→ PROVIDED TEXT
Moose::Meta::Attribute - The Moose attribute metaclass

=head1 DESCRIPTION

This is a subclass of L<Class::MOP::Attribute> with Moose specific
extensions.

For the most part, the only time you will ever encounter an
instance of this class is if you are doing some serious deep
introspection. To really understand this class, you need to refer
to the L<Class::MOP::Attribute> documentation.

=head1 METHODS

=head2 Overridden methods

These methods override methods in L<Class::MOP::Attribute> and add
Moose specific features. You can safely assume though that they
will behave just as L<Class::MOP::Attribute> does.

=over 4

=item B<new>

=item B<clone>

=item B<does>

=item B<initialize_instance_slot>

=item B<install_accessors>

=item B<remove_accessors>

=item B<install_delegation>

=item B<remove_delegation>

=item B<accessor_metaclass>

=item B<delegation_metaclass>

=item B<get_value>

=item B<set_value>

  eval { $point->meta->get_attribute('x')->set_value($point, 'forty-two') };
  if($@) {
    print "Oops: $@\n";
  }

I<Attribute (x) does not pass the type constraint (Int) with 'forty-two'>

Before setting the value, a check is made on the type constraint of
the attribute, if it has one, to see if the value passes it. If the
value fails to pass, the set operation dies with a L<throw_error>.

Any coercion to convert values is done before checking the type constraint.

To check a value against a type constraint before setting it, fetch the
attribute instance using L<Class::MOP::Class/find_attribute_by_name>,
fetch the type_constraint from the attribute using L<Moose::Meta::Attribute/type_constraint>
and call L<Moose::Meta::TypeConstraint/check>. See L<Moose::Cookbook::Basics::Recipe4>
for an example.

=back

=head2 Additional Moose features

Moose attributes support type-constraint checking, weak reference
creation and type coercion.

=over 4

=item B<throw_error>

Delegates to C<associated_class> or C<Moose::Meta::Class> if there is none.

=item B<interpolate_class_and_new>

=item B<interpolate_class>

When called as a class method causes interpretation of the C<metaclass> and
C<traits> options.

=item B<clone_and_inherit_options>

This is to support the C<has '+foo'> feature, it clones an attribute
from a superclass and allows a very specific set of changes to be made
to the attribute.

=item B<legal_options_for_inheritance>

Whitelist with options you can change. You can overload it in your custom
metaclass to allow your options be inheritable.

=item B<has_type_constraint>

Returns true if this meta-attribute has a type constraint.

=item B<type_constraint>

A read-only accessor for this meta-attribute's type constraint. For
more information on what you can do with this, see the documentation
for L<Moose::Meta::TypeConstraint>.

=item B<verify_against_type_constraint>

Verifies that the given value is valid under this attribute's type
constraint, otherwise throws an error.

=item B<has_handles>

Returns true if this meta-attribute performs delegation.

=item B<handles>

This returns the value which was passed into the handles option.

→ STATED GOAL 1
In one to three sentences, explain why the Moose attribute documentation suggests overloading legal_options_for_inheritance in a custom metaclass.
The records are unrelated to the text.

→ RECORDS SHOWN
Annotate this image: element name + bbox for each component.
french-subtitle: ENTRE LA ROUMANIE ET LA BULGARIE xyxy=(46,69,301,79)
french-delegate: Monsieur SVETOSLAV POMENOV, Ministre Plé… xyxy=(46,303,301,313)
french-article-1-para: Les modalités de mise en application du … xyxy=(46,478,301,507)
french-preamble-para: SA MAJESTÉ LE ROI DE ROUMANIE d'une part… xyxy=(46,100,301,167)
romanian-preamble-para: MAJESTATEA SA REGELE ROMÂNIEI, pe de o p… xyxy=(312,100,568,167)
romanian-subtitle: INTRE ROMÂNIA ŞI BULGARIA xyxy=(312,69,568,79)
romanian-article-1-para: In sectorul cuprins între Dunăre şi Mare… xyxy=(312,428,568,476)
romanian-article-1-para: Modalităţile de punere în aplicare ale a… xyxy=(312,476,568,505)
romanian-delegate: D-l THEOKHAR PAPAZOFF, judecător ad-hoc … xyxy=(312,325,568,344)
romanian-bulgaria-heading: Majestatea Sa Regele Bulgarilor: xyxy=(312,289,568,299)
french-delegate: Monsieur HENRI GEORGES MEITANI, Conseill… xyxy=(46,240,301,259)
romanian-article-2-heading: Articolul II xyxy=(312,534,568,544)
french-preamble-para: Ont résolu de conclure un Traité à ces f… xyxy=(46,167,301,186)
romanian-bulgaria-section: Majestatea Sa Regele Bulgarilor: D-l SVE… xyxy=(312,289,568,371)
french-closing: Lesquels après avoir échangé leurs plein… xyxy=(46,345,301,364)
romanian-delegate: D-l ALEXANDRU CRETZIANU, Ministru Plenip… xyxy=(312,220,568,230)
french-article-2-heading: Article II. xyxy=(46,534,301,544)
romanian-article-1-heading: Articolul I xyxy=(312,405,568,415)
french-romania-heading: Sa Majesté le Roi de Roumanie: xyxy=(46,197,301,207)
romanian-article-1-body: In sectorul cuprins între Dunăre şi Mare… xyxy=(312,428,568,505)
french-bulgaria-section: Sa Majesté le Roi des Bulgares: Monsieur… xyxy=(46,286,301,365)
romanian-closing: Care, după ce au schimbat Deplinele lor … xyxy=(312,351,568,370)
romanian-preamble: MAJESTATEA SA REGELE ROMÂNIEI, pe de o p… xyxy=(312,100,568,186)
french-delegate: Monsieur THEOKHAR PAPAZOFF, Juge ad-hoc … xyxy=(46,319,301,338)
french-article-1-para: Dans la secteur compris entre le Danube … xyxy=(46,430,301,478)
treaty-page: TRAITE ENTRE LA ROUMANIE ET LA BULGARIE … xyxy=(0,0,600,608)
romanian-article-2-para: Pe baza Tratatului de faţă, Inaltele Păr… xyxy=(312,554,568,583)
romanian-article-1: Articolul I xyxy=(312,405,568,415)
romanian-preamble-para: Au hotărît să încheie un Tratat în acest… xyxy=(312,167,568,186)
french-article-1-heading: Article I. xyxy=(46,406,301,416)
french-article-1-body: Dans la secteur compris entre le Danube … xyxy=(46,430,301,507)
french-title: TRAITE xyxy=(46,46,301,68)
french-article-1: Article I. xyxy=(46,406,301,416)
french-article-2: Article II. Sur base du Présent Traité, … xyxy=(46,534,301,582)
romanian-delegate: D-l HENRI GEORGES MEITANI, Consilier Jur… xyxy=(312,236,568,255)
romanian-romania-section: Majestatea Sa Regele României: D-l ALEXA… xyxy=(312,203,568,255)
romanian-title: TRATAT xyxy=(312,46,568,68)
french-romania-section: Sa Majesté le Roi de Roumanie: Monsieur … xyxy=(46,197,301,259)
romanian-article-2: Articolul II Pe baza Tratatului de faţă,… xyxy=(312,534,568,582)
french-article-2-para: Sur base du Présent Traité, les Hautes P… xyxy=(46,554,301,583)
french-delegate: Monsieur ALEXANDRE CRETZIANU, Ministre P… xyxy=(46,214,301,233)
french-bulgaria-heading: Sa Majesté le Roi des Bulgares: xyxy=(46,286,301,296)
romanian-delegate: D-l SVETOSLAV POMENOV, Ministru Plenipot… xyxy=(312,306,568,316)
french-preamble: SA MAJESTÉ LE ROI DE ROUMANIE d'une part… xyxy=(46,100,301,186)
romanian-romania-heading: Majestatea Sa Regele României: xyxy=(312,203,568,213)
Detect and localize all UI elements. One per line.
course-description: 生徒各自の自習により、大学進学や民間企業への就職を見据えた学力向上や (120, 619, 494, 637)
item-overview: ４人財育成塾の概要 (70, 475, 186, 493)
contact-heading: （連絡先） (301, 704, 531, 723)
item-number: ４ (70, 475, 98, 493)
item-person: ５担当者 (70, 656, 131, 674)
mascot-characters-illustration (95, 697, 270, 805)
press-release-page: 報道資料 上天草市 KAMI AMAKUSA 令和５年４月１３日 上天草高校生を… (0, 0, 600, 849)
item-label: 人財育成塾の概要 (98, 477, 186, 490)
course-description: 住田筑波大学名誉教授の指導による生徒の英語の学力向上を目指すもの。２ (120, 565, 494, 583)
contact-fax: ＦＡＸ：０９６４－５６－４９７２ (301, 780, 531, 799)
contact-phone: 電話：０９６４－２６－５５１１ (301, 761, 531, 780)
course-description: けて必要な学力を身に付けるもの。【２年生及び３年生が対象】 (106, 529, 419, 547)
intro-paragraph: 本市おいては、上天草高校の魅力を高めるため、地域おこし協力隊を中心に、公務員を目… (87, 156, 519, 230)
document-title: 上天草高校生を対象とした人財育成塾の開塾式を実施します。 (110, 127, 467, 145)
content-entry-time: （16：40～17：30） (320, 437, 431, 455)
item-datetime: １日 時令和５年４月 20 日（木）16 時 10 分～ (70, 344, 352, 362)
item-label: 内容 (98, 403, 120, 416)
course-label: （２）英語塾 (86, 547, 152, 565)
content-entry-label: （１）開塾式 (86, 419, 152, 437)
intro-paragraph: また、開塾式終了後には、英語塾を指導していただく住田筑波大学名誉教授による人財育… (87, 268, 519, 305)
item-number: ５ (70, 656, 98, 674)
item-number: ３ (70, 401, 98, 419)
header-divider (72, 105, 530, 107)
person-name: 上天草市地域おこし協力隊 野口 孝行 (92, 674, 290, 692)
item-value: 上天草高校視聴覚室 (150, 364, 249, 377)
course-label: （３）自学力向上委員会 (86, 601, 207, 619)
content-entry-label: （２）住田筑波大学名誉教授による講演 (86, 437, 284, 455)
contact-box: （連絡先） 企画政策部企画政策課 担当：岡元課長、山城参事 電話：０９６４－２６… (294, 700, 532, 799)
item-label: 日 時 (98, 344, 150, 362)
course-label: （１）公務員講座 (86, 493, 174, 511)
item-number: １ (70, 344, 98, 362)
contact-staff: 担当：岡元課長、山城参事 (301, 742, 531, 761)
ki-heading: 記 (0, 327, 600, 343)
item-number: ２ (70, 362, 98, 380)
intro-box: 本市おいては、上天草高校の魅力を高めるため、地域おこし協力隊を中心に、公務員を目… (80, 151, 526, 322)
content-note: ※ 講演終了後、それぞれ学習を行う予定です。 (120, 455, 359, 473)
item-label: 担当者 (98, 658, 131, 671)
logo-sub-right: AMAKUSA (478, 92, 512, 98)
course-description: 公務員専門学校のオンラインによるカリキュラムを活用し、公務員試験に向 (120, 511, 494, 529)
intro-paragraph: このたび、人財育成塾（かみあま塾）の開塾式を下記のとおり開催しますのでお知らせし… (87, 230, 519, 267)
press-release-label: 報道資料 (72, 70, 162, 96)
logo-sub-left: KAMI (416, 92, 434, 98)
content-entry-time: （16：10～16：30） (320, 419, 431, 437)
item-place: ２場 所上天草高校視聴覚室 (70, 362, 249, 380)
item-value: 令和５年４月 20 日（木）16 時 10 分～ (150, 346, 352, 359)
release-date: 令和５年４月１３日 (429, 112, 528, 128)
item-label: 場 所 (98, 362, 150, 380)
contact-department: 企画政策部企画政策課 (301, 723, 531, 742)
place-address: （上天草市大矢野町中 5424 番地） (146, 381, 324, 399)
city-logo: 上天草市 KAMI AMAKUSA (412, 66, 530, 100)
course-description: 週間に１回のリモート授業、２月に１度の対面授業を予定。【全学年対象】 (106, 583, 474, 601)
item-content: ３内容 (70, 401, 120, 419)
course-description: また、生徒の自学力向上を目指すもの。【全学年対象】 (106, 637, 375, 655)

→ STATED GOAL 2
Select every line of the records that contains the string "MEITANI".

→ TASK OUTPUT 1
The legal_options_for_inheritance method is a whitelist of the options that may be changed when an attribute is inherited. Overloading it in a custom metaclass allows your own options to become inheritable.

→ TASK OUTPUT 2
french-delegate: Monsieur HENRI GEORGES MEITANI, Conseill… xyxy=(46,240,301,259)
romanian-delegate: D-l HENRI GEORGES MEITANI, Consilier Jur… xyxy=(312,236,568,255)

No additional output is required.